▶ _EXERCISE PROMPT_
The copy you return must match the listing word for word and carry no pictures.

BEGIN DATA IN THIS EXERCISE

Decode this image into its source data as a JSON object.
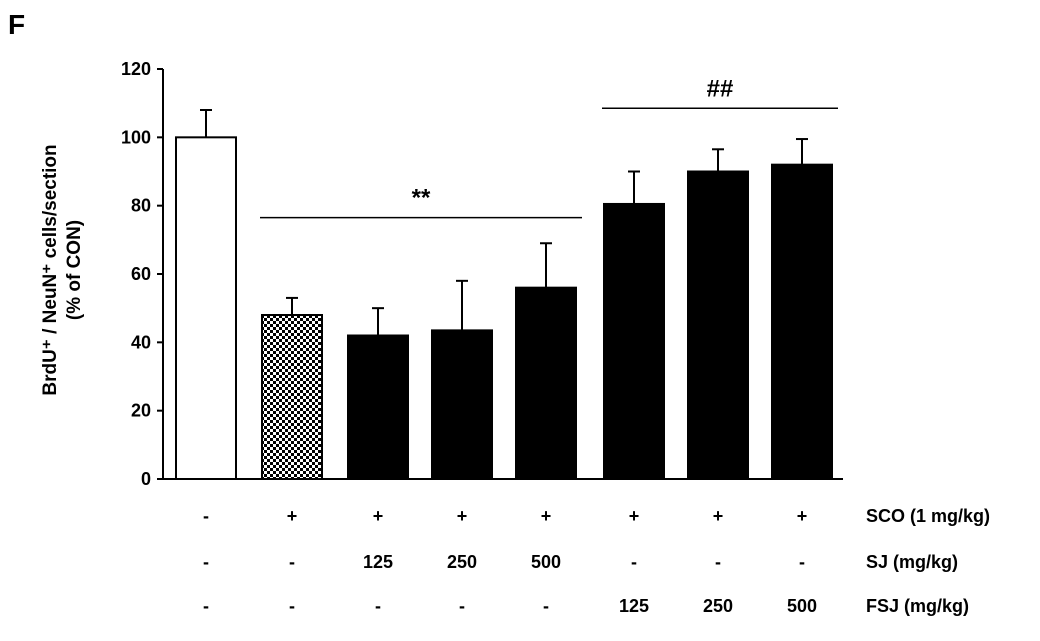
{
  "panel_label": "F",
  "chart_data": {
    "type": "bar",
    "ylabel_line1": "BrdU⁺ / NeuN⁺ cells/section",
    "ylabel_line2": "(% of CON)",
    "ylim": [
      0,
      120
    ],
    "yticks": [
      "0",
      "20",
      "40",
      "60",
      "80",
      "100",
      "120"
    ],
    "grid": false,
    "values": [
      100,
      48,
      42,
      43.5,
      56,
      80.5,
      90,
      92
    ],
    "errors": [
      8,
      5,
      8,
      14.5,
      13,
      9.5,
      6.5,
      7.5
    ],
    "fills": [
      "white",
      "checker",
      "black",
      "black",
      "black",
      "black",
      "black",
      "black"
    ],
    "conditions": [
      {
        "label": "SCO (1 mg/kg)",
        "values": [
          "-",
          "+",
          "+",
          "+",
          "+",
          "+",
          "+",
          "+"
        ]
      },
      {
        "label": "SJ (mg/kg)",
        "values": [
          "-",
          "-",
          "125",
          "250",
          "500",
          "-",
          "-",
          "-"
        ]
      },
      {
        "label": "FSJ (mg/kg)",
        "values": [
          "-",
          "-",
          "-",
          "-",
          "-",
          "125",
          "250",
          "500"
        ]
      }
    ],
    "annotations": [
      {
        "text": "**",
        "from_bar": 1,
        "to_bar": 4,
        "y": 76.5
      },
      {
        "text": "##",
        "from_bar": 5,
        "to_bar": 7,
        "y": 108.5
      }
    ]
  }
}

END DATA IN THIS EXERCISE

▶ _EXPECTED OUTPUT_
Decode this image into its source data as a JSON object.
{
  "panel_label": "F",
  "chart_data": {
    "type": "bar",
    "ylabel_line1": "BrdU⁺ / NeuN⁺ cells/section",
    "ylabel_line2": "(% of CON)",
    "ylim": [
      0,
      120
    ],
    "yticks": [
      "0",
      "20",
      "40",
      "60",
      "80",
      "100",
      "120"
    ],
    "grid": false,
    "values": [
      100,
      48,
      42,
      43.5,
      56,
      80.5,
      90,
      92
    ],
    "errors": [
      8,
      5,
      8,
      14.5,
      13,
      9.5,
      6.5,
      7.5
    ],
    "fills": [
      "white",
      "checker",
      "black",
      "black",
      "black",
      "black",
      "black",
      "black"
    ],
    "conditions": [
      {
        "label": "SCO (1 mg/kg)",
        "values": [
          "-",
          "+",
          "+",
          "+",
          "+",
          "+",
          "+",
          "+"
        ]
      },
      {
        "label": "SJ (mg/kg)",
        "values": [
          "-",
          "-",
          "125",
          "250",
          "500",
          "-",
          "-",
          "-"
        ]
      },
      {
        "label": "FSJ (mg/kg)",
        "values": [
          "-",
          "-",
          "-",
          "-",
          "-",
          "125",
          "250",
          "500"
        ]
      }
    ],
    "annotations": [
      {
        "text": "**",
        "from_bar": 1,
        "to_bar": 4,
        "y": 76.5
      },
      {
        "text": "##",
        "from_bar": 5,
        "to_bar": 7,
        "y": 108.5
      }
    ]
  }
}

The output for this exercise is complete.